##### GIVEN RECORDS
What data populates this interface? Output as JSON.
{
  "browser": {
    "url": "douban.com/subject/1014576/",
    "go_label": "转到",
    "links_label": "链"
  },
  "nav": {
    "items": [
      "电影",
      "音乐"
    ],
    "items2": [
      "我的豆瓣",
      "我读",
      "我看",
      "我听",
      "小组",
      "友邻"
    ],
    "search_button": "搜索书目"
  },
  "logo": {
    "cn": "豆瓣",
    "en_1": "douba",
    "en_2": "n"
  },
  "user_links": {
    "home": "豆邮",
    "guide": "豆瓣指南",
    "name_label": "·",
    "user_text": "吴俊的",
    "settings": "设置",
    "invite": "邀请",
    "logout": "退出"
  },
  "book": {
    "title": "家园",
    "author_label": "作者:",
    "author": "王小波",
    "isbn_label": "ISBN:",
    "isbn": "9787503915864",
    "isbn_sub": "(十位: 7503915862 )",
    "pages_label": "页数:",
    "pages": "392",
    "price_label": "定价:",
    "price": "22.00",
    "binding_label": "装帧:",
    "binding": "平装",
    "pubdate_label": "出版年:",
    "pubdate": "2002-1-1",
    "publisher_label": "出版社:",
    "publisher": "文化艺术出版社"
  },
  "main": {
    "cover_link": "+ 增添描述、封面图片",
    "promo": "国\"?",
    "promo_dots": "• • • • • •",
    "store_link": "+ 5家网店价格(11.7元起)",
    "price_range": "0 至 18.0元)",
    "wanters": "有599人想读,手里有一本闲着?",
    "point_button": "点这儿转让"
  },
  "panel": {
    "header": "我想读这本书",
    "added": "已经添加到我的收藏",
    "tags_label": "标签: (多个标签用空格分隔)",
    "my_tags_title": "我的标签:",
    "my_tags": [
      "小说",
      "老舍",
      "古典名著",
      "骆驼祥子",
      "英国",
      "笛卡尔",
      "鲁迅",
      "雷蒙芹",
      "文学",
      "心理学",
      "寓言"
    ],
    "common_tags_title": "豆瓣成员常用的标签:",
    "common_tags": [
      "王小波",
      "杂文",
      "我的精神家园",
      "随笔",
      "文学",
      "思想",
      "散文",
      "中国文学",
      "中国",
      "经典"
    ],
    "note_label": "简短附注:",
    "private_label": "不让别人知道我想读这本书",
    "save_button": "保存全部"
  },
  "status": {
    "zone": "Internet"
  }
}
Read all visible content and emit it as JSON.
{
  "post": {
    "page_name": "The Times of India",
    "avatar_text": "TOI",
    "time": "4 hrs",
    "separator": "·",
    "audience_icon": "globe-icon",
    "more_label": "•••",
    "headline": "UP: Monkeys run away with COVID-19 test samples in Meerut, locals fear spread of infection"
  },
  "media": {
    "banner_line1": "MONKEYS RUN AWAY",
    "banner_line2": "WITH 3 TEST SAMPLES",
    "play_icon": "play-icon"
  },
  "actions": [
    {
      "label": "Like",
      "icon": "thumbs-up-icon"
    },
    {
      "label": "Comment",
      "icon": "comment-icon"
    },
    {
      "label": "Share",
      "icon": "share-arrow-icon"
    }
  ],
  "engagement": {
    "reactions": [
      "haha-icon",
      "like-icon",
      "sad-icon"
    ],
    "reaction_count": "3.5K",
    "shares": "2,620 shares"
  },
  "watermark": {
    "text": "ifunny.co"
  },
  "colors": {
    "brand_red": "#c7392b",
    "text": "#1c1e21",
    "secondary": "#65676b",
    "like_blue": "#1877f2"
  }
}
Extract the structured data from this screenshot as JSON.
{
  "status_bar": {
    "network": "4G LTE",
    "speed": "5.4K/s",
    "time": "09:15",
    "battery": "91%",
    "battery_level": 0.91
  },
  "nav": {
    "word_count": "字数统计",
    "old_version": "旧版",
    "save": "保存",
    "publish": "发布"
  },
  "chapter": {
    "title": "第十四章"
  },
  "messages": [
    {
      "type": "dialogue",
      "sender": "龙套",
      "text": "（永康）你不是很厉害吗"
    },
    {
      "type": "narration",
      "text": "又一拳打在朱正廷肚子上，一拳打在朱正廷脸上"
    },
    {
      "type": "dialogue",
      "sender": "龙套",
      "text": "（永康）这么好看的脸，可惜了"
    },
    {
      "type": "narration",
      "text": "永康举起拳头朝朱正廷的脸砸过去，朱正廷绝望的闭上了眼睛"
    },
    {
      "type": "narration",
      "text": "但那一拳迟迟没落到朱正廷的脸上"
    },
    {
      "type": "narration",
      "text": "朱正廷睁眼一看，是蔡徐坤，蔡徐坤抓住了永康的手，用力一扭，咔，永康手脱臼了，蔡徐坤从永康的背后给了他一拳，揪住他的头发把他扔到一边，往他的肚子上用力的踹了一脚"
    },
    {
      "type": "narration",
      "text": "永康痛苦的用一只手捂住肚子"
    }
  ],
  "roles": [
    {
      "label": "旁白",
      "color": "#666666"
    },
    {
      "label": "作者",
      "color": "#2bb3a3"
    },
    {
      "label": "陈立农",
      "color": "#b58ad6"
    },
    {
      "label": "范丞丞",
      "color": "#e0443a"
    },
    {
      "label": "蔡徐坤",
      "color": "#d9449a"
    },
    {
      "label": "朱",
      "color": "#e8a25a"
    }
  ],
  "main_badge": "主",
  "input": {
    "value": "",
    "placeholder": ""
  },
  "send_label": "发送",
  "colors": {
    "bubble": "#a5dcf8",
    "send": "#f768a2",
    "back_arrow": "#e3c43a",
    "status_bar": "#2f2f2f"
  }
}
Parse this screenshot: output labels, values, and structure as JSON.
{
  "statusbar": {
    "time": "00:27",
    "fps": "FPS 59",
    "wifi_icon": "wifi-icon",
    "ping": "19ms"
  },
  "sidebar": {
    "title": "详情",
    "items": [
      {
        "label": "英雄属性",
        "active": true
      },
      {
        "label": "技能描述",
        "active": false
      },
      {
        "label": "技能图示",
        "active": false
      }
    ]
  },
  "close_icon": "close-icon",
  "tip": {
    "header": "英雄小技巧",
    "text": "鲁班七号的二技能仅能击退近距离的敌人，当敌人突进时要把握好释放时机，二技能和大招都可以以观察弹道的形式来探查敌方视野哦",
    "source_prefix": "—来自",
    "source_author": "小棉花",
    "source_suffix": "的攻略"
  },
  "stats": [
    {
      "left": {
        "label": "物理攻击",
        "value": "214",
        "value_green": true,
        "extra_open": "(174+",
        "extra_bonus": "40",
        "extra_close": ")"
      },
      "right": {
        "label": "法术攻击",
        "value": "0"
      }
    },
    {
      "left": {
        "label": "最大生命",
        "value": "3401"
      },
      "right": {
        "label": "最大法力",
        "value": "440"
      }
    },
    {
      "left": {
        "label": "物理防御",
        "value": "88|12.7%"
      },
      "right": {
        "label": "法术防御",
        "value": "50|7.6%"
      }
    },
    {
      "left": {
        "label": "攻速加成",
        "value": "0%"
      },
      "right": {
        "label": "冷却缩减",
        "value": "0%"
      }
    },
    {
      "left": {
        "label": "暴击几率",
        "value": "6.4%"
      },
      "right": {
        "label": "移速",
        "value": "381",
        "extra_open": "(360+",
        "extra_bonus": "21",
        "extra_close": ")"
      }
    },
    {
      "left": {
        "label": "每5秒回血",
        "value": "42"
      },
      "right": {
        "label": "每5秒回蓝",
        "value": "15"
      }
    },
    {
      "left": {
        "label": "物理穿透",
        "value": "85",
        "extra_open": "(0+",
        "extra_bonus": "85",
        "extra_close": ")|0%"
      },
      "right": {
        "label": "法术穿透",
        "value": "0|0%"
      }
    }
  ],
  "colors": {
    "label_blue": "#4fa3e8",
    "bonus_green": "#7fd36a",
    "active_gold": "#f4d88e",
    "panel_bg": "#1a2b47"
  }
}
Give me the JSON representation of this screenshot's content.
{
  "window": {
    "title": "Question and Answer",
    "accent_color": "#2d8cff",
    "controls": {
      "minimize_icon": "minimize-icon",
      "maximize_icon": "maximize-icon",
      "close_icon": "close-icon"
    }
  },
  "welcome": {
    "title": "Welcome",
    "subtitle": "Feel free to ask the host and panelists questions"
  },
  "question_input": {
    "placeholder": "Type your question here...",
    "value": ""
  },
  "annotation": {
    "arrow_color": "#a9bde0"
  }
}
##########
Exactly reproduce the lines from the one containing "Give me the" through the end of the records, and only those lines.

SOLUTION BELOW:
Give me the JSON representation of this screenshot's content.
{
  "window": {
    "title": "Question and Answer",
    "accent_color": "#2d8cff",
    "controls": {
      "minimize_icon": "minimize-icon",
      "maximize_icon": "maximize-icon",
      "close_icon": "close-icon"
    }
  },
  "welcome": {
    "title": "Welcome",
    "subtitle": "Feel free to ask the host and panelists questions"
  },
  "question_input": {
    "placeholder": "Type your question here...",
    "value": ""
  },
  "annotation": {
    "arrow_color": "#a9bde0"
  }
}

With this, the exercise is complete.